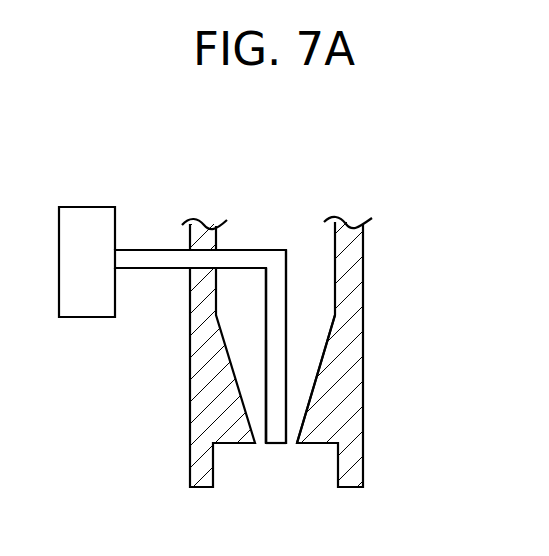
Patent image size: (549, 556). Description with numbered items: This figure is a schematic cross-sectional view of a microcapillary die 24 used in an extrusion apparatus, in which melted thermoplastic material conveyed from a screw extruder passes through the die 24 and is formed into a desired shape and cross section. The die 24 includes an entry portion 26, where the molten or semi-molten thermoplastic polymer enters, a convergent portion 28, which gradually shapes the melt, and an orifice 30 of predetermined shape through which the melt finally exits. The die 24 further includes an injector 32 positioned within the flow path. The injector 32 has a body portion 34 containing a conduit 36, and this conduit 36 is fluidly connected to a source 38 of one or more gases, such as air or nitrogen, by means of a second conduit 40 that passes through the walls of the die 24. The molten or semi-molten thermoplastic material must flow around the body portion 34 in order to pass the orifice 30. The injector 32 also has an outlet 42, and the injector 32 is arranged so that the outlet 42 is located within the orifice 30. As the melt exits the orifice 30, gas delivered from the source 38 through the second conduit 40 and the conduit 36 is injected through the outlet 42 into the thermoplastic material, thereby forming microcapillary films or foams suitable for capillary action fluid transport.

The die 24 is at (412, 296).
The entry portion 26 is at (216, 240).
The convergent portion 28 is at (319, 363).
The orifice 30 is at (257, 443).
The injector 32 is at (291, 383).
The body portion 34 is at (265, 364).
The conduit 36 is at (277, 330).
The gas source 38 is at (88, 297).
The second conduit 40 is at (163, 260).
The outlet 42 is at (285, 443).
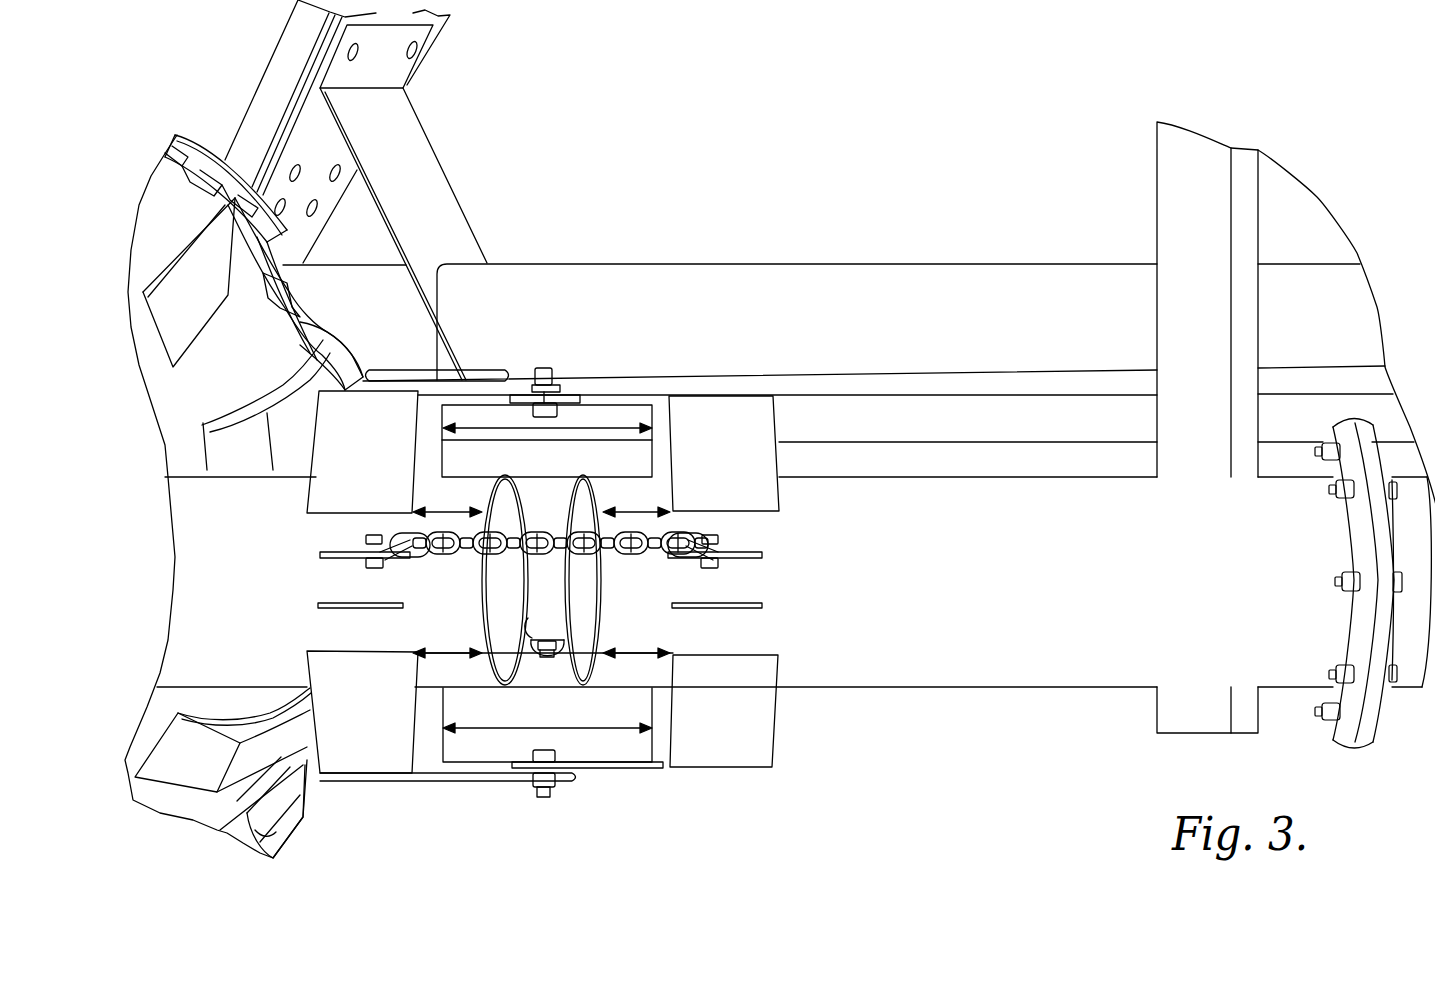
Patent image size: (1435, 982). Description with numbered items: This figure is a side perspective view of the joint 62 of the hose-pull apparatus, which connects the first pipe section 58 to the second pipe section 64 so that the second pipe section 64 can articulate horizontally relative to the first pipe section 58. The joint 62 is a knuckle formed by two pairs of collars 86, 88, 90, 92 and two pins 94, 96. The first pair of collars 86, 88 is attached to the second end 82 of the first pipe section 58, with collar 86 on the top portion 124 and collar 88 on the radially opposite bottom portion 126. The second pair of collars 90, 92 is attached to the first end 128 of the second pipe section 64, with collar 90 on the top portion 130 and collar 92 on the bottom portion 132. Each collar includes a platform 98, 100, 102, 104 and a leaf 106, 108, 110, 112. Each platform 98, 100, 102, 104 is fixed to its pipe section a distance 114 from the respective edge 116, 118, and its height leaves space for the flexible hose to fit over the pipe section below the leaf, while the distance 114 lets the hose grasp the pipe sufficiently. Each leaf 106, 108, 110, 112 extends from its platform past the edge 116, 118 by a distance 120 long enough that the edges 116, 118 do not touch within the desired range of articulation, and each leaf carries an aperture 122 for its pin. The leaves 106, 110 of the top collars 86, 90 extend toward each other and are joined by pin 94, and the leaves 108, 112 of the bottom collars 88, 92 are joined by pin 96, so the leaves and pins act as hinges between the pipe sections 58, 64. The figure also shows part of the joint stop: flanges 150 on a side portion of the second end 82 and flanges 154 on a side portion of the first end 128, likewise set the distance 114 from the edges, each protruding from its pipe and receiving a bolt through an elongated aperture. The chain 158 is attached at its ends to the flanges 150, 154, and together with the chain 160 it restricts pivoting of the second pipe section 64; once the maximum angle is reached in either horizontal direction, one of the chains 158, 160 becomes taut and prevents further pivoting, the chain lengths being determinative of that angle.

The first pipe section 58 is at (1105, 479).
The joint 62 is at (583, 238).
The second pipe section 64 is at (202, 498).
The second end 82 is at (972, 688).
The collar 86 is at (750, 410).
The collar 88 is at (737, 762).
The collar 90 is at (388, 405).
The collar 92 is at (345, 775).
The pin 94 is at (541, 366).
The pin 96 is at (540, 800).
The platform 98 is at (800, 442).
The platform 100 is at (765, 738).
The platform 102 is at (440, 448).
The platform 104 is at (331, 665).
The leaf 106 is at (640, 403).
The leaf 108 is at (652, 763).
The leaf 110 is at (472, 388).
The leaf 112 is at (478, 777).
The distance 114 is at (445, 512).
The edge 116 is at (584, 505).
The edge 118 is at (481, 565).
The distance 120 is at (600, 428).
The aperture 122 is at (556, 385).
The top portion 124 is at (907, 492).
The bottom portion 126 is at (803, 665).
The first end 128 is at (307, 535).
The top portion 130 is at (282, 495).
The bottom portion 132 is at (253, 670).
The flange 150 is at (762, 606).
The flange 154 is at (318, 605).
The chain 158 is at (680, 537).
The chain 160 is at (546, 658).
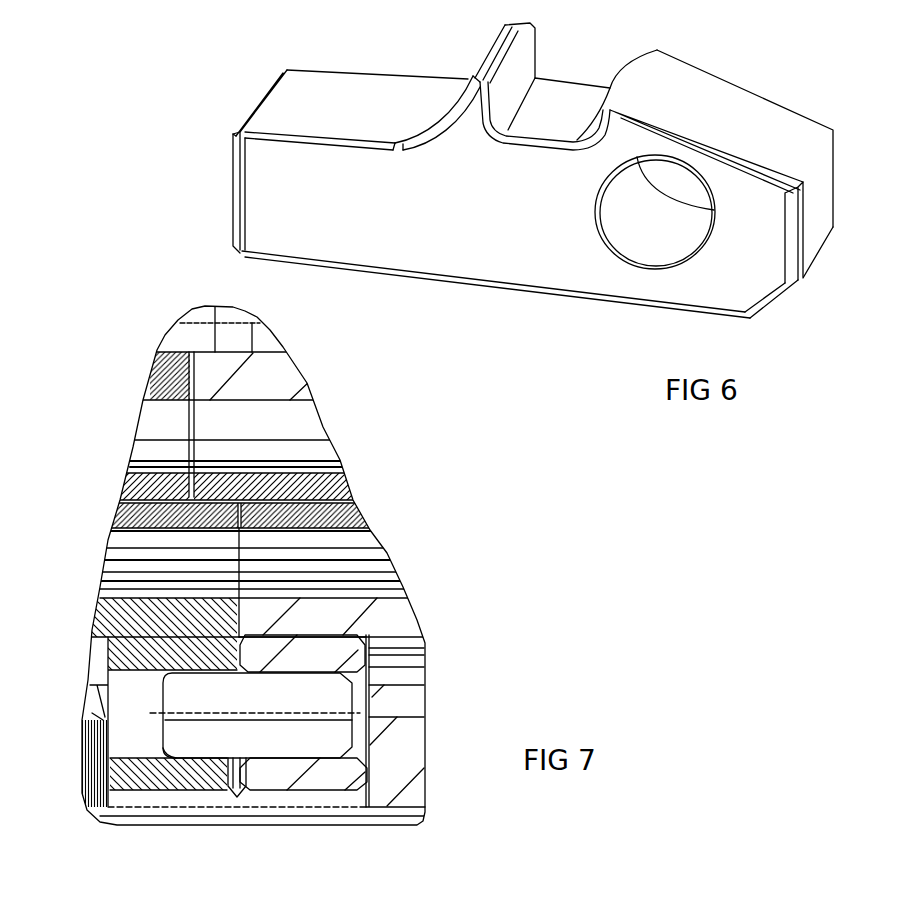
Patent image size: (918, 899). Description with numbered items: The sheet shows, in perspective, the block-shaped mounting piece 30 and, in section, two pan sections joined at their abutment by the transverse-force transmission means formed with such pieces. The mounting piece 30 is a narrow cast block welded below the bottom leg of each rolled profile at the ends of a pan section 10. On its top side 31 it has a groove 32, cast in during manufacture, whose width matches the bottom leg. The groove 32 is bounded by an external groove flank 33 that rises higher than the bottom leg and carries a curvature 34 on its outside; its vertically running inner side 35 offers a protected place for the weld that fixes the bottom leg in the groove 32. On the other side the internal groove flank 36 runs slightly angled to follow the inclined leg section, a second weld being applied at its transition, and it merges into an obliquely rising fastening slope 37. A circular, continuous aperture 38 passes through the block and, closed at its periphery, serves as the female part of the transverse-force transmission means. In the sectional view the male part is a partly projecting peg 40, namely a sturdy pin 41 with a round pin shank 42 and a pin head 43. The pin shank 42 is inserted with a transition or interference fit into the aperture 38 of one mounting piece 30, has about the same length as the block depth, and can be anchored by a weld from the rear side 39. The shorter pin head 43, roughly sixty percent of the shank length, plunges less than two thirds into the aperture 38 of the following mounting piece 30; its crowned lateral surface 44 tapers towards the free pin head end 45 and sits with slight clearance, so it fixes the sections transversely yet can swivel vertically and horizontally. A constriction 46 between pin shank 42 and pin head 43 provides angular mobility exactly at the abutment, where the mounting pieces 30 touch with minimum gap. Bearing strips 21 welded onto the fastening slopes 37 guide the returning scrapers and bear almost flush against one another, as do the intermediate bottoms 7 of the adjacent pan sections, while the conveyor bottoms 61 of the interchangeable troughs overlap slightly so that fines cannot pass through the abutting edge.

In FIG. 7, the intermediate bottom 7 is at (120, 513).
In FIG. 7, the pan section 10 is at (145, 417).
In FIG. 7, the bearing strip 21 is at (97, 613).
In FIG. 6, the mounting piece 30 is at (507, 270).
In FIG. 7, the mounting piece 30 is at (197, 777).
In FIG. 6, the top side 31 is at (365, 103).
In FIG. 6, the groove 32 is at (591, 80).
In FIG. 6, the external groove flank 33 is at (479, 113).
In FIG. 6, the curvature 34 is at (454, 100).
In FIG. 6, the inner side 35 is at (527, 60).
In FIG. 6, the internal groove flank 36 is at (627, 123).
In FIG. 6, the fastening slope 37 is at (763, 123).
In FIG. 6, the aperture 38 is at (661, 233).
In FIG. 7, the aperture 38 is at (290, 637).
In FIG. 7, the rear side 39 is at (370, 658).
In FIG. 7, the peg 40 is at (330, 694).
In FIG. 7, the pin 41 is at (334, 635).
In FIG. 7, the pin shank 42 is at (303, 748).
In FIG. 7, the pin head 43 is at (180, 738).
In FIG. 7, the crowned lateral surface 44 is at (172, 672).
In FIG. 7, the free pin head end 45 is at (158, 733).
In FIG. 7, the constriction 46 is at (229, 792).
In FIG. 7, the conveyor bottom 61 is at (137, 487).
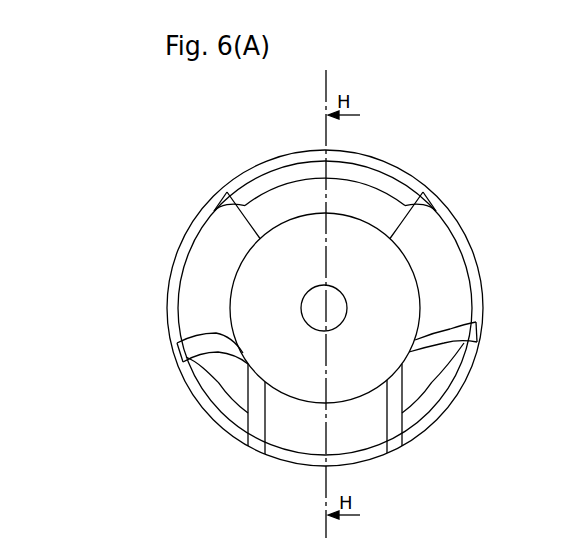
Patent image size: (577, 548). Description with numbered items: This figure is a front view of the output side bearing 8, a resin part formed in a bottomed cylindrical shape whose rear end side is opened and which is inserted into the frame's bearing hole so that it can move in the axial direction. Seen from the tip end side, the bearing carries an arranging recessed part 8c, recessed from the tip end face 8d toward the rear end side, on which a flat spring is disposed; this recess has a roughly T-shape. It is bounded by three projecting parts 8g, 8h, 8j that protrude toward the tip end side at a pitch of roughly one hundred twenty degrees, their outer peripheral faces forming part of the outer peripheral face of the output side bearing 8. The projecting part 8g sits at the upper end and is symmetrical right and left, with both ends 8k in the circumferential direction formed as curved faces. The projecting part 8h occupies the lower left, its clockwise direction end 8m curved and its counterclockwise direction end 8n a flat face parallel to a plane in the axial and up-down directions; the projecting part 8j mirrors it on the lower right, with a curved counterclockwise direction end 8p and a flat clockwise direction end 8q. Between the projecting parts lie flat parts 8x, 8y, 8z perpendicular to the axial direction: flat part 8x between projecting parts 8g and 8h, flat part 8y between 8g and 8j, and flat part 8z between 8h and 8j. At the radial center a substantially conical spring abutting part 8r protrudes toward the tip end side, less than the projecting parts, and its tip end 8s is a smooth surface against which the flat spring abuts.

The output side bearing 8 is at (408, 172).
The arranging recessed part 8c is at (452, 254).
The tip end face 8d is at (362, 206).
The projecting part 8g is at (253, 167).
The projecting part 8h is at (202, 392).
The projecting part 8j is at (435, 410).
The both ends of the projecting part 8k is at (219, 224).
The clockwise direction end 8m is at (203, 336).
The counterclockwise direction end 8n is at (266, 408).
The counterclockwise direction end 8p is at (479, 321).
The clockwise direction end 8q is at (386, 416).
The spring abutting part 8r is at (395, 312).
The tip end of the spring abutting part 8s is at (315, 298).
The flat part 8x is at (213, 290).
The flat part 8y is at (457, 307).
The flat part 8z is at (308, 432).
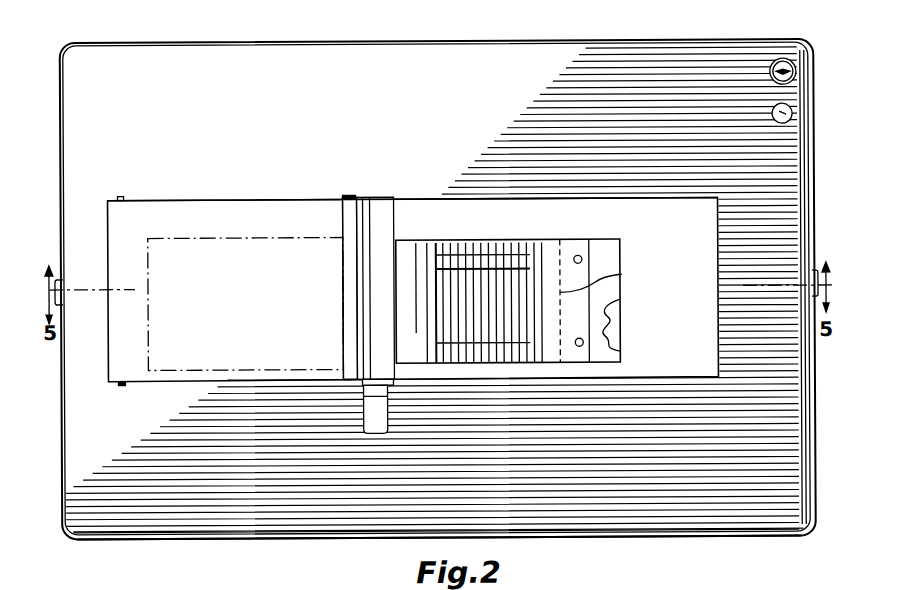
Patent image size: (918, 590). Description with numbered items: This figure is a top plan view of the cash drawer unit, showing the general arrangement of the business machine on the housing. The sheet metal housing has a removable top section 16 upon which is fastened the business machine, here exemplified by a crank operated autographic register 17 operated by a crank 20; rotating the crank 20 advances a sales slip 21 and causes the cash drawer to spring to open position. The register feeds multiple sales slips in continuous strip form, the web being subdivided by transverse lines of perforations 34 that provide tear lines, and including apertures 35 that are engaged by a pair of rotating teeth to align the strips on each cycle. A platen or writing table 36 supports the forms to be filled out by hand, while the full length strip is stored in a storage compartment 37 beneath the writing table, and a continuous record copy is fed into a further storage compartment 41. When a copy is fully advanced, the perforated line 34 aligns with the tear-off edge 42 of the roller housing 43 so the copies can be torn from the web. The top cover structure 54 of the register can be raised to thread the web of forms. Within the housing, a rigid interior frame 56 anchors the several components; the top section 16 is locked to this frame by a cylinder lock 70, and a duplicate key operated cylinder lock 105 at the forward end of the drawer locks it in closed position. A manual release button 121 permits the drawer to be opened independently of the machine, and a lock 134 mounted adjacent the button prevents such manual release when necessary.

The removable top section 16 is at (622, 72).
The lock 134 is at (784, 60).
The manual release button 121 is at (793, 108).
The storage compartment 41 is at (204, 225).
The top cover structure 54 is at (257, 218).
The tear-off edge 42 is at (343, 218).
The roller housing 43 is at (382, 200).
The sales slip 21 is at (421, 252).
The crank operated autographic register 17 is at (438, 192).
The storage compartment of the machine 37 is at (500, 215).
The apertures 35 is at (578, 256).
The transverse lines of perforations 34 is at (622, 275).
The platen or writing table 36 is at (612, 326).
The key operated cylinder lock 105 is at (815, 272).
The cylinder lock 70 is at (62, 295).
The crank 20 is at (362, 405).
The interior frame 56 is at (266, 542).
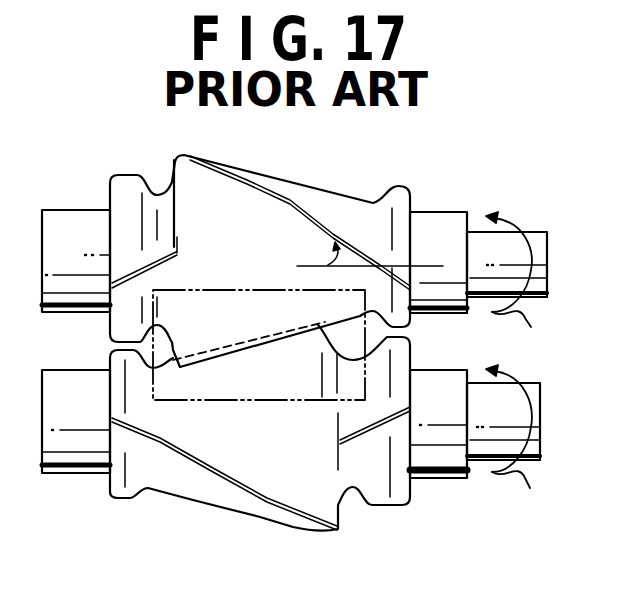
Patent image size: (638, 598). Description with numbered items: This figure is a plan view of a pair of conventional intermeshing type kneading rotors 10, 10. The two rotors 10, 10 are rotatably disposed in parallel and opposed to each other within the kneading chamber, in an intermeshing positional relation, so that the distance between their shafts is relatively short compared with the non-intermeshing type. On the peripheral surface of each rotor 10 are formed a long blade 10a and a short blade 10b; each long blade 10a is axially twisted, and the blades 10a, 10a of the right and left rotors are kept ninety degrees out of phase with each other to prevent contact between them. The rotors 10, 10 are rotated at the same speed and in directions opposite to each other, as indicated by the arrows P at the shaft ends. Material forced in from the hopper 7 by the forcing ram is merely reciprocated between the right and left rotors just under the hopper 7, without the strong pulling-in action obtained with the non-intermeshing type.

---+---

### WHAT IS EXPECTED:
Please arrange the material from its start through the line that contains "The body portion 34 is at (265, 364).", inclusive, as a numbered list. Leave out blank lines and the pictures.

### OUTPUT FOR THIS TASK:
1. Patent image size: (549, 556). Description with numbered items: This figure is a schematic cross-sectional view of a microcapillary die 24 used in an extrusion apparatus, in which melted thermoplastic material conveyed from a screw extruder passes through the die 24 and is formed into a desired shape and cross section. The die 24 includes an entry portion 26, where the molten or semi-molten thermoplastic polymer enters, a convergent portion 28, which gradually shapes the melt, and an orifice 30 of predetermined shape through which the melt finally exits. The die 24 further includes an injector 32 positioned within the flow path. The injector 32 has a body portion 34 containing a conduit 36, and this conduit 36 is fluidly connected to a source 38 of one or more gases, such as air or nitrogen, by means of a second conduit 40 that passes through the walls of the die 24. The molten or semi-molten thermoplastic material must flow around the body portion 34 in order to pass the orifice 30. The injector 32 also has an outlet 42, and the injector 32 is arranged so that the outlet 42 is located within the orifice 30. As the melt exits the orifice 30, gas delivered from the source 38 through the second conduit 40 and the conduit 36 is injected through the outlet 42 into the thermoplastic material, thereby forming microcapillary films or foams suitable for capillary action fluid transport.
2. The die 24 is at (412, 296).
3. The entry portion 26 is at (216, 240).
4. The convergent portion 28 is at (319, 363).
5. The orifice 30 is at (257, 443).
6. The injector 32 is at (291, 383).
7. The body portion 34 is at (265, 364).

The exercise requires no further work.